#### Selected text

Östergötland County Council

Moving ahead in the healthcare sector

Synergi Life making healthcare safer

Annica Öhrn was one of the healthcare pioneers when she started using Synergi Life in 2000. She and her co-workers have contributed to making Swedish healthcare institutions safer.

”We still have a lot of work to do,” says Ms Öhrn. “Too many patients are subject to decease or injury while the healthcare system is taking care of them. The sector is not safe, and will not be as long as we don’t succeed in changing the attitude that ‘it’s impossible to avoid damage anyway.’ If we can avoid making errors, it’s not acceptable that they happen,” Ms Öhrn says.

Ms Öhrn, who is patient safety coordinator at Östergötland County Council in South-Eastern Sweden, works with 12,000 employees at three hospitals and 41 health centres. They all report in Synergi Life as their only risk management system, and 500 of them are extensive users. In 2000 they realized that something had to be done about the repetitive occurences of misses and near-misses. The first step was to acquire Synergi Life as a risk management software tool to begin analysing the data, she says.

Patient safety

“At the time, there was no such thing as the term ‘patient safety’ in Sweden, only risk management. We had to start working on abolishing the unfruitful scapegoat mindset that had been dominating the sector for too long. We managed to show that this is not about individuals who don’t do their jobs well enough, but organizational reaches and bad communication.”

Through root cause analysis and risk analysis they started understanding the relations between risk management and the data they received from other kinds of analysis. Instead of assuming why things happened, they could now show real evidence. This sparked action.

“We were working reactively before, but now we are pretty good at the proactive side. We have built-in mechanisms that make it harder to commit mistakes,” says Ms Öhrn. “But we also work a lot on making employees keep the focus. We have to brainwash them into thinking about safety and reporting the two sides of the coin. We continually ask the managers to provide us with risk analysis reports.”

The people responsible for HSE in Östergötland go the extra mile. Instead of being content with their reported data, they are active in finding out how the registered cases actually happened. Another valuable measure is a pilot project using Synergi Life in nursing homes, allowing for sharing knowledge with a larger part of the healthcare system. Ms Öhrn says this is the only right path to follow, and that all regions in the country must join in and work with patient safety through the same tools and methods.

But there are other more general moves that should be made, says Ms Öhrn. “We need to get more attention directed towards safety consultants in the healthcare sector. A lot of effort is put into cutting costs and recruiting personnel, but little is done for patient safety. We have to set a price on a human life and make known the costs to society if a person has to be hospitalized for an extra week due to hospital malpractice. In HSE we must be aware of which expressions we use. We must make use of the same kind of rhetoric as the road construction industry and other sectors that are good at making budgeting powers listen.”

Why we chose DNV:

  • Our paper-based reporting system for risks and deviations was random and incomplete. Synergi Life makes statistics on QHSE available in an easy and comprehensive way

This is what we gained:

  • The data from Synergi Life is vital for the county council to work systematically to reduce risks and to improve the safety for patients and employees
  • High flexibility for adapting our needs

COUNTY COUNCIL IN BRIEF

The Östergötland County Council is a democratically run organization with a distinct dividing line between political and operational activities. Its task is to promote public health according to the needs of the county population. The county council operates 40 care centres and four hospitals, of which the University Hospital in Linköping is the largest.

########
#### Data for review

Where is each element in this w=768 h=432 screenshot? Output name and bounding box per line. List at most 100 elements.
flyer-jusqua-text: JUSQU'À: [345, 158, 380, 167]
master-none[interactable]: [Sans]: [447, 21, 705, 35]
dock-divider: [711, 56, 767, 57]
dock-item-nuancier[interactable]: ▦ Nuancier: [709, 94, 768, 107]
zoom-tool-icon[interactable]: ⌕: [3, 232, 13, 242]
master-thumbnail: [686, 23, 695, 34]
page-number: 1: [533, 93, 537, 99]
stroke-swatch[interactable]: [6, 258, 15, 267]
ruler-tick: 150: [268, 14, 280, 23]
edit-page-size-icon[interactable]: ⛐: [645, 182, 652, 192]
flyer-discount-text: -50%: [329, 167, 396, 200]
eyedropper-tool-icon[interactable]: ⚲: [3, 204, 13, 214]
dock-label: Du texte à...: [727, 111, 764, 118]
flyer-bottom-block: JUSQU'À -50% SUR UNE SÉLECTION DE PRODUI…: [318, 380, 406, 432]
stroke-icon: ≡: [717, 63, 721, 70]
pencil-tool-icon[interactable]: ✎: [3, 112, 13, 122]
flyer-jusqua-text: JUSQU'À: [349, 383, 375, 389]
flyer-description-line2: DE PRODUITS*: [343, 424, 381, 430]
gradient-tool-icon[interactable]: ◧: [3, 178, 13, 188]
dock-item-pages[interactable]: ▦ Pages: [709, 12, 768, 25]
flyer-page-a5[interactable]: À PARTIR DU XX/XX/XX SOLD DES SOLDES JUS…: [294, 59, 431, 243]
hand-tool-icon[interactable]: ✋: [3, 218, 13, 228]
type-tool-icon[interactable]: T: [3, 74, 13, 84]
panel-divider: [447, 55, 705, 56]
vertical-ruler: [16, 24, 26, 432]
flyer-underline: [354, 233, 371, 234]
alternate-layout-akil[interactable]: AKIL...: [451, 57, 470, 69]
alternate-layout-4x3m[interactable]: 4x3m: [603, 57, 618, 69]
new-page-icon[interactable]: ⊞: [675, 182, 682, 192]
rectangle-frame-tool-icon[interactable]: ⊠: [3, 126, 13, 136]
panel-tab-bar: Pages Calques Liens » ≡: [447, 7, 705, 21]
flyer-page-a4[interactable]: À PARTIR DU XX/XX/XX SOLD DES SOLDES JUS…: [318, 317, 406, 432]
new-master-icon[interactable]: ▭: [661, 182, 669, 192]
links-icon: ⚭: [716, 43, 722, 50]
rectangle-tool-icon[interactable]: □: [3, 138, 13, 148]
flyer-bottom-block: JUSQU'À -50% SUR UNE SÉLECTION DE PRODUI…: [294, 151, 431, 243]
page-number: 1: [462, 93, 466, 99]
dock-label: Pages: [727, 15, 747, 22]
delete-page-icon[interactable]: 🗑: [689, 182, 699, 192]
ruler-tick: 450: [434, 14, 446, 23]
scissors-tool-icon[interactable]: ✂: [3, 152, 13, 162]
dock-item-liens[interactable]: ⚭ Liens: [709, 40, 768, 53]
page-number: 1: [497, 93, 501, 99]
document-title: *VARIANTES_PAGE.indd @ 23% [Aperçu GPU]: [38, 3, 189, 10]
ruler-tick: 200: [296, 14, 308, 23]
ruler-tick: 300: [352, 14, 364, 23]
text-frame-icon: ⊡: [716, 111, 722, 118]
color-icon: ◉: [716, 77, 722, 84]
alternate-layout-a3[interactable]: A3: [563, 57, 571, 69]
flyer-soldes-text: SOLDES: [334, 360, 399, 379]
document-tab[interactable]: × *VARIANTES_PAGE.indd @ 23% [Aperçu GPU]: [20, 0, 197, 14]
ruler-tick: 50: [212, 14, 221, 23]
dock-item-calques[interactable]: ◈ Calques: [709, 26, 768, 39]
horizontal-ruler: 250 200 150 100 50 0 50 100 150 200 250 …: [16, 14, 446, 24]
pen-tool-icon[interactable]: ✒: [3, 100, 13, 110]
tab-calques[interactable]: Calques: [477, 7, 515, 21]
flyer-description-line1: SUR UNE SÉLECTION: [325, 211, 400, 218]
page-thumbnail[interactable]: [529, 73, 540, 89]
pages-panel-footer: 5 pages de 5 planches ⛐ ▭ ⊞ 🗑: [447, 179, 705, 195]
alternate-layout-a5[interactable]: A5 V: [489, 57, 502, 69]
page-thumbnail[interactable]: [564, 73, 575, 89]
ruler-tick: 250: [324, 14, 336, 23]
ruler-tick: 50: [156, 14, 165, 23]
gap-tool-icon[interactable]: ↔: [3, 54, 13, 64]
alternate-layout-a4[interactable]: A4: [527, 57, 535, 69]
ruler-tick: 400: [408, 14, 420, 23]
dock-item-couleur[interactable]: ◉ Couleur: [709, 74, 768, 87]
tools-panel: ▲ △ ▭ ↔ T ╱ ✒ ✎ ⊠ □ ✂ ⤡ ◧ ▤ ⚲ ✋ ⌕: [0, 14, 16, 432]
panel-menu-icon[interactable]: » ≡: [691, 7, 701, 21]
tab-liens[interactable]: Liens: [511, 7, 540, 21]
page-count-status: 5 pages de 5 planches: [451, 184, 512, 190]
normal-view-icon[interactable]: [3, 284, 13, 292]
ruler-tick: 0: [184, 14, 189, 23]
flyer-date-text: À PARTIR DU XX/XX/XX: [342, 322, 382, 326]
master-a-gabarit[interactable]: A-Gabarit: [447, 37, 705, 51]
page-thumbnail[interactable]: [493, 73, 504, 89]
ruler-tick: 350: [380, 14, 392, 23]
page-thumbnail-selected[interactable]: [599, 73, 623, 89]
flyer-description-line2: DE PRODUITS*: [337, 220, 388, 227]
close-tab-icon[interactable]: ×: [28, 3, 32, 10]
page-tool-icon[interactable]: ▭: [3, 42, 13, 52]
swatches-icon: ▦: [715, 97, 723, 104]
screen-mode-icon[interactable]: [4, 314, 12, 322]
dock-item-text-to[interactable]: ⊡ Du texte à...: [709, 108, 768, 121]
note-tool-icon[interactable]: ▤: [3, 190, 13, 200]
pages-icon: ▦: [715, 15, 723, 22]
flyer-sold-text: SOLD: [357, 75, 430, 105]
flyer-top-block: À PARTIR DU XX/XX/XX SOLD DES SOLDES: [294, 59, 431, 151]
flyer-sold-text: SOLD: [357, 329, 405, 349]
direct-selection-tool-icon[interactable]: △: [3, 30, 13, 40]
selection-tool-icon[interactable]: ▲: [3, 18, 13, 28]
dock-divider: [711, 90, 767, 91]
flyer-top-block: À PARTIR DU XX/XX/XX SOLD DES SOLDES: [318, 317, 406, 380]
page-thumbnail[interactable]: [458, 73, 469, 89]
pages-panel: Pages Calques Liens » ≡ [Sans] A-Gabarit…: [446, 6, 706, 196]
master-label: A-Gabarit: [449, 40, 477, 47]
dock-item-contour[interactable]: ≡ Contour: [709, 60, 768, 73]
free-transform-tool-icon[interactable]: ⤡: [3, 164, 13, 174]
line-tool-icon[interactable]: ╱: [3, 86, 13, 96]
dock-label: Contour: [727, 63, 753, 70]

########

*Your objective*
Please duplicate, word for word, the part of the Östergötland County Council text that begins with the words containing "Through root cause" and ends with "This sparked action.".

*Task response*
Through root cause analysis and risk analysis they started understanding the relations between risk management and the data they received from other kinds of analysis. Instead of assuming why things happened, they could now show real evidence. This sparked action.